Task goal: All material below is to be reproduced exactly.

Available records:
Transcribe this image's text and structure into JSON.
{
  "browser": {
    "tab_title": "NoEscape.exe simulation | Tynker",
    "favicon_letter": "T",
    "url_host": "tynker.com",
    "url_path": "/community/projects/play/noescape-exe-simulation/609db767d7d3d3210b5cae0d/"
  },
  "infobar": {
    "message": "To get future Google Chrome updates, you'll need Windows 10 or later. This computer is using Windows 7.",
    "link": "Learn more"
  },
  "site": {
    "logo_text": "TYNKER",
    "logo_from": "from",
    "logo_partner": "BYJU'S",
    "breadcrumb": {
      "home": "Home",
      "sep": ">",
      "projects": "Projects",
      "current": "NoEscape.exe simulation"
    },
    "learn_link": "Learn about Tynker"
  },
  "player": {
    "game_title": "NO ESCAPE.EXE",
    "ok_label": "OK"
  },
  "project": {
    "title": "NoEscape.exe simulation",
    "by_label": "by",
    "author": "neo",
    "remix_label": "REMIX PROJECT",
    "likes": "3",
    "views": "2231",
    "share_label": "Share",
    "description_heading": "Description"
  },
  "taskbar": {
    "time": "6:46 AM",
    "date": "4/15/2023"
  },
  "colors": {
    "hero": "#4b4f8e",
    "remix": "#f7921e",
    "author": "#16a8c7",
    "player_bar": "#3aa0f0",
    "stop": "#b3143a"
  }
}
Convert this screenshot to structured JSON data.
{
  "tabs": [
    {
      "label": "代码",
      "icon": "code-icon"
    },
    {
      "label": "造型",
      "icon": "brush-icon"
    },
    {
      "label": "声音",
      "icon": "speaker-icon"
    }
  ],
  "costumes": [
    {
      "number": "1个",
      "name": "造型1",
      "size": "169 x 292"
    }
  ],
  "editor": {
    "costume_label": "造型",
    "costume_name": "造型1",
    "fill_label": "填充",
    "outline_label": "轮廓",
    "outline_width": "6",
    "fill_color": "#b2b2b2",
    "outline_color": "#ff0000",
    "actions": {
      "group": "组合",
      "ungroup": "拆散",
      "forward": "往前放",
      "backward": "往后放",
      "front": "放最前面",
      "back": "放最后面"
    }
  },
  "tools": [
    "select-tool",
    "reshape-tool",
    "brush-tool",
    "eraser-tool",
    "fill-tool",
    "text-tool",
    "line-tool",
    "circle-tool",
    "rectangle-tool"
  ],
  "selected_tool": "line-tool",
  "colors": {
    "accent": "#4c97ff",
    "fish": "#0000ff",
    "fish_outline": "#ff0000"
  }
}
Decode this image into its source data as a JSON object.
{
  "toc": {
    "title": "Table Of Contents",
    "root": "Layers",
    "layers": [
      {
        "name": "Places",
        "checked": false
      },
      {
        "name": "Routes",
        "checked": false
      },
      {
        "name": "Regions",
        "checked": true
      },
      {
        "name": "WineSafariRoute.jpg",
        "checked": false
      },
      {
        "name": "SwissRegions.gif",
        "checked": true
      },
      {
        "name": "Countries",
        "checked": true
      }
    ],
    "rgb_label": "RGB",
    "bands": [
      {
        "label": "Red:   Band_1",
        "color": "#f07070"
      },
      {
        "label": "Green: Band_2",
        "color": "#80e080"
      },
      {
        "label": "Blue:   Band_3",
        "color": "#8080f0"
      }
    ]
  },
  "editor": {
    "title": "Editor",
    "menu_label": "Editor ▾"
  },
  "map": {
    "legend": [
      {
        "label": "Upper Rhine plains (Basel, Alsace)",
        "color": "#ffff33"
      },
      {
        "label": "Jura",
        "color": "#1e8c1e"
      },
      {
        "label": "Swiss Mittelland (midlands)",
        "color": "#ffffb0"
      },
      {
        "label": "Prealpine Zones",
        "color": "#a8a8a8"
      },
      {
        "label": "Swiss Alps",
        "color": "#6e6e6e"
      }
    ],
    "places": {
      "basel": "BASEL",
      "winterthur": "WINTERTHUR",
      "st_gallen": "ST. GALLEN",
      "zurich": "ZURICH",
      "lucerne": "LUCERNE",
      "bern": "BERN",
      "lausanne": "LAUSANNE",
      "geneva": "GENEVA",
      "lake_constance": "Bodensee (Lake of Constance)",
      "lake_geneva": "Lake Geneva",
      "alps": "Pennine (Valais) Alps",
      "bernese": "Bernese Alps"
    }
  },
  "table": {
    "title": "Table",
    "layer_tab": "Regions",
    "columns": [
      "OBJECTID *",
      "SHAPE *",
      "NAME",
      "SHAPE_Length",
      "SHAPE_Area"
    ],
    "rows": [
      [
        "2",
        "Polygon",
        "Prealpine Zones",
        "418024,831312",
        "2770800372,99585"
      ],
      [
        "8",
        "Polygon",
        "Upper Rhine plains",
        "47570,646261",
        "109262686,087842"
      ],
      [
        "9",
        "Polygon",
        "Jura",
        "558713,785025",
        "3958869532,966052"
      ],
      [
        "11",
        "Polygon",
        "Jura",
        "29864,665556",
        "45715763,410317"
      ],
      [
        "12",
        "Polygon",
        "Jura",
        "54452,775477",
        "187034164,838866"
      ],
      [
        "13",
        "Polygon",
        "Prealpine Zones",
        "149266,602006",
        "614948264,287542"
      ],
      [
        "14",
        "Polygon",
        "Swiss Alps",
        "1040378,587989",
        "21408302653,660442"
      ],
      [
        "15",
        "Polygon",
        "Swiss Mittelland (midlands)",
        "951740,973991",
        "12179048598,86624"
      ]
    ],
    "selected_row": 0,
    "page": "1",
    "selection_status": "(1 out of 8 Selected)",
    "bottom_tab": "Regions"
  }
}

Correct response:
Transcribe this image's text and structure into JSON.
{
  "browser": {
    "tab_title": "NoEscape.exe simulation | Tynker",
    "favicon_letter": "T",
    "url_host": "tynker.com",
    "url_path": "/community/projects/play/noescape-exe-simulation/609db767d7d3d3210b5cae0d/"
  },
  "infobar": {
    "message": "To get future Google Chrome updates, you'll need Windows 10 or later. This computer is using Windows 7.",
    "link": "Learn more"
  },
  "site": {
    "logo_text": "TYNKER",
    "logo_from": "from",
    "logo_partner": "BYJU'S",
    "breadcrumb": {
      "home": "Home",
      "sep": ">",
      "projects": "Projects",
      "current": "NoEscape.exe simulation"
    },
    "learn_link": "Learn about Tynker"
  },
  "player": {
    "game_title": "NO ESCAPE.EXE",
    "ok_label": "OK"
  },
  "project": {
    "title": "NoEscape.exe simulation",
    "by_label": "by",
    "author": "neo",
    "remix_label": "REMIX PROJECT",
    "likes": "3",
    "views": "2231",
    "share_label": "Share",
    "description_heading": "Description"
  },
  "taskbar": {
    "time": "6:46 AM",
    "date": "4/15/2023"
  },
  "colors": {
    "hero": "#4b4f8e",
    "remix": "#f7921e",
    "author": "#16a8c7",
    "player_bar": "#3aa0f0",
    "stop": "#b3143a"
  }
}
Convert this screenshot to structured JSON data.
{
  "tabs": [
    {
      "label": "代码",
      "icon": "code-icon"
    },
    {
      "label": "造型",
      "icon": "brush-icon"
    },
    {
      "label": "声音",
      "icon": "speaker-icon"
    }
  ],
  "costumes": [
    {
      "number": "1个",
      "name": "造型1",
      "size": "169 x 292"
    }
  ],
  "editor": {
    "costume_label": "造型",
    "costume_name": "造型1",
    "fill_label": "填充",
    "outline_label": "轮廓",
    "outline_width": "6",
    "fill_color": "#b2b2b2",
    "outline_color": "#ff0000",
    "actions": {
      "group": "组合",
      "ungroup": "拆散",
      "forward": "往前放",
      "backward": "往后放",
      "front": "放最前面",
      "back": "放最后面"
    }
  },
  "tools": [
    "select-tool",
    "reshape-tool",
    "brush-tool",
    "eraser-tool",
    "fill-tool",
    "text-tool",
    "line-tool",
    "circle-tool",
    "rectangle-tool"
  ],
  "selected_tool": "line-tool",
  "colors": {
    "accent": "#4c97ff",
    "fish": "#0000ff",
    "fish_outline": "#ff0000"
  }
}
Decode this image into its source data as a JSON object.
{
  "toc": {
    "title": "Table Of Contents",
    "root": "Layers",
    "layers": [
      {
        "name": "Places",
        "checked": false
      },
      {
        "name": "Routes",
        "checked": false
      },
      {
        "name": "Regions",
        "checked": true
      },
      {
        "name": "WineSafariRoute.jpg",
        "checked": false
      },
      {
        "name": "SwissRegions.gif",
        "checked": true
      },
      {
        "name": "Countries",
        "checked": true
      }
    ],
    "rgb_label": "RGB",
    "bands": [
      {
        "label": "Red:   Band_1",
        "color": "#f07070"
      },
      {
        "label": "Green: Band_2",
        "color": "#80e080"
      },
      {
        "label": "Blue:   Band_3",
        "color": "#8080f0"
      }
    ]
  },
  "editor": {
    "title": "Editor",
    "menu_label": "Editor ▾"
  },
  "map": {
    "legend": [
      {
        "label": "Upper Rhine plains (Basel, Alsace)",
        "color": "#ffff33"
      },
      {
        "label": "Jura",
        "color": "#1e8c1e"
      },
      {
        "label": "Swiss Mittelland (midlands)",
        "color": "#ffffb0"
      },
      {
        "label": "Prealpine Zones",
        "color": "#a8a8a8"
      },
      {
        "label": "Swiss Alps",
        "color": "#6e6e6e"
      }
    ],
    "places": {
      "basel": "BASEL",
      "winterthur": "WINTERTHUR",
      "st_gallen": "ST. GALLEN",
      "zurich": "ZURICH",
      "lucerne": "LUCERNE",
      "bern": "BERN",
      "lausanne": "LAUSANNE",
      "geneva": "GENEVA",
      "lake_constance": "Bodensee (Lake of Constance)",
      "lake_geneva": "Lake Geneva",
      "alps": "Pennine (Valais) Alps",
      "bernese": "Bernese Alps"
    }
  },
  "table": {
    "title": "Table",
    "layer_tab": "Regions",
    "columns": [
      "OBJECTID *",
      "SHAPE *",
      "NAME",
      "SHAPE_Length",
      "SHAPE_Area"
    ],
    "rows": [
      [
        "2",
        "Polygon",
        "Prealpine Zones",
        "418024,831312",
        "2770800372,99585"
      ],
      [
        "8",
        "Polygon",
        "Upper Rhine plains",
        "47570,646261",
        "109262686,087842"
      ],
      [
        "9",
        "Polygon",
        "Jura",
        "558713,785025",
        "3958869532,966052"
      ],
      [
        "11",
        "Polygon",
        "Jura",
        "29864,665556",
        "45715763,410317"
      ],
      [
        "12",
        "Polygon",
        "Jura",
        "54452,775477",
        "187034164,838866"
      ],
      [
        "13",
        "Polygon",
        "Prealpine Zones",
        "149266,602006",
        "614948264,287542"
      ],
      [
        "14",
        "Polygon",
        "Swiss Alps",
        "1040378,587989",
        "21408302653,660442"
      ],
      [
        "15",
        "Polygon",
        "Swiss Mittelland (midlands)",
        "951740,973991",
        "12179048598,86624"
      ]
    ],
    "selected_row": 0,
    "page": "1",
    "selection_status": "(1 out of 8 Selected)",
    "bottom_tab": "Regions"
  }
}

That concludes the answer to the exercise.